▸ Material shown
»»

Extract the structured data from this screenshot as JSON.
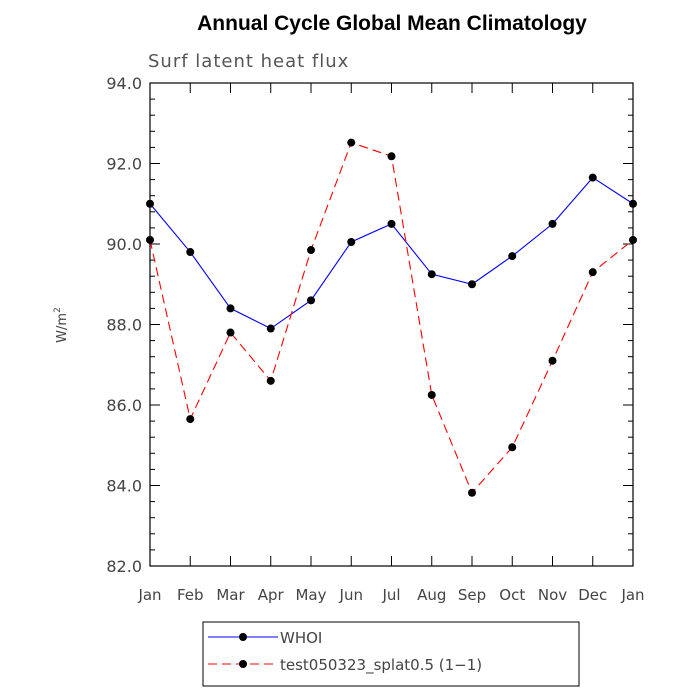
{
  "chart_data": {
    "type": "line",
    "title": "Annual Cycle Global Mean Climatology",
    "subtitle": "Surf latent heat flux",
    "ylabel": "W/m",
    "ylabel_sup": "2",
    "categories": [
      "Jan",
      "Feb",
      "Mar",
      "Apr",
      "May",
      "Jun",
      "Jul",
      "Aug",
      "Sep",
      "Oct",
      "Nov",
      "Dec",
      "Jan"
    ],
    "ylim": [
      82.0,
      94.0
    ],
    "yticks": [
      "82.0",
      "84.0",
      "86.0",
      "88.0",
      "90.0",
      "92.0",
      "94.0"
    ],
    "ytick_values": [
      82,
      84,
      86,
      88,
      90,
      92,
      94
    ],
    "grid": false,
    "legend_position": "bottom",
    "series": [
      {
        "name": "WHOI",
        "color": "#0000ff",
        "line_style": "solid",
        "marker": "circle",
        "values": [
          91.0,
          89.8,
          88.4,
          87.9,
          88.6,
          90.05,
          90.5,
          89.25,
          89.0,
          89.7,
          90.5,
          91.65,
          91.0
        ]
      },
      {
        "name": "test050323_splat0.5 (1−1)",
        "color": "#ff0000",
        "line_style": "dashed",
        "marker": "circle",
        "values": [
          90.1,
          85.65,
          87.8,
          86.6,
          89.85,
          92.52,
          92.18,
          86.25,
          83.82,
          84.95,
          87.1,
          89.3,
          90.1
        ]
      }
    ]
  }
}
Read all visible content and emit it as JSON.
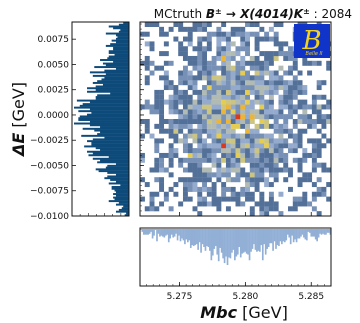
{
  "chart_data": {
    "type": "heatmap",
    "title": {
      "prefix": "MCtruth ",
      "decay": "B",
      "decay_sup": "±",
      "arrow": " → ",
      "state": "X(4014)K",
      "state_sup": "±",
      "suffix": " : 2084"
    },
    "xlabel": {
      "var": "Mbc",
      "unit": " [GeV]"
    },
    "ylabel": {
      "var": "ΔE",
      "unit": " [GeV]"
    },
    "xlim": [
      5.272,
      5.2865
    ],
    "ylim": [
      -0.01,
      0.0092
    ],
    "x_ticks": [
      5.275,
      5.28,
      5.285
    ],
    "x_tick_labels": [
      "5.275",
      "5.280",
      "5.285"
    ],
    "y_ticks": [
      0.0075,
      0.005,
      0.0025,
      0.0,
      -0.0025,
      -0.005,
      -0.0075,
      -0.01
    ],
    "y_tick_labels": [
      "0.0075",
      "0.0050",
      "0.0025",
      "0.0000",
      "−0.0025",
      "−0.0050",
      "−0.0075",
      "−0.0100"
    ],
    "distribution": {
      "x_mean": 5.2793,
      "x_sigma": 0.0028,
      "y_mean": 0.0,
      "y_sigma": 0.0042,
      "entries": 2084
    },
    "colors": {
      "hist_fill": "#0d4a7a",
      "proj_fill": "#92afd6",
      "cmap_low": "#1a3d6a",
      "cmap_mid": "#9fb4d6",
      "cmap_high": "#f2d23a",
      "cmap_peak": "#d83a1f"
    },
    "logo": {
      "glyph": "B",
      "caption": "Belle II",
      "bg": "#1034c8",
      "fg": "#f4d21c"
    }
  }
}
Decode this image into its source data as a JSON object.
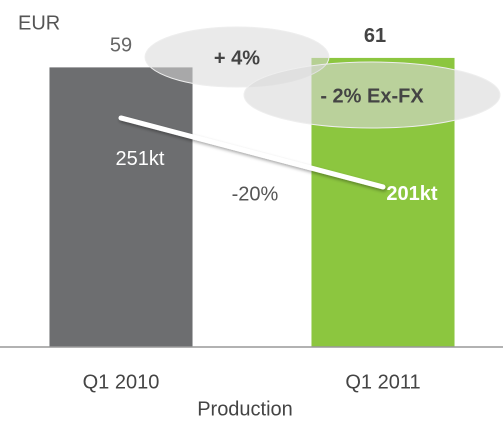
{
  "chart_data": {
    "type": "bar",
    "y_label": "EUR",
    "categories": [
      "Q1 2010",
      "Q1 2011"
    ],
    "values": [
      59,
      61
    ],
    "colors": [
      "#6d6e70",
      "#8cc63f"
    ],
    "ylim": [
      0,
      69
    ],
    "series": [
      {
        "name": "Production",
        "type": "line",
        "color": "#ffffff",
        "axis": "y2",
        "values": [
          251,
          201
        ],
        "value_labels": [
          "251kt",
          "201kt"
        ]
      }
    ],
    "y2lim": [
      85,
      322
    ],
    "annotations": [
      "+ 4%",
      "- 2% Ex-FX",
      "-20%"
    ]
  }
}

««

▸ Stated task
Write only the number of lines in the records that include the word "JSON".

▸ Answer to this exercise
3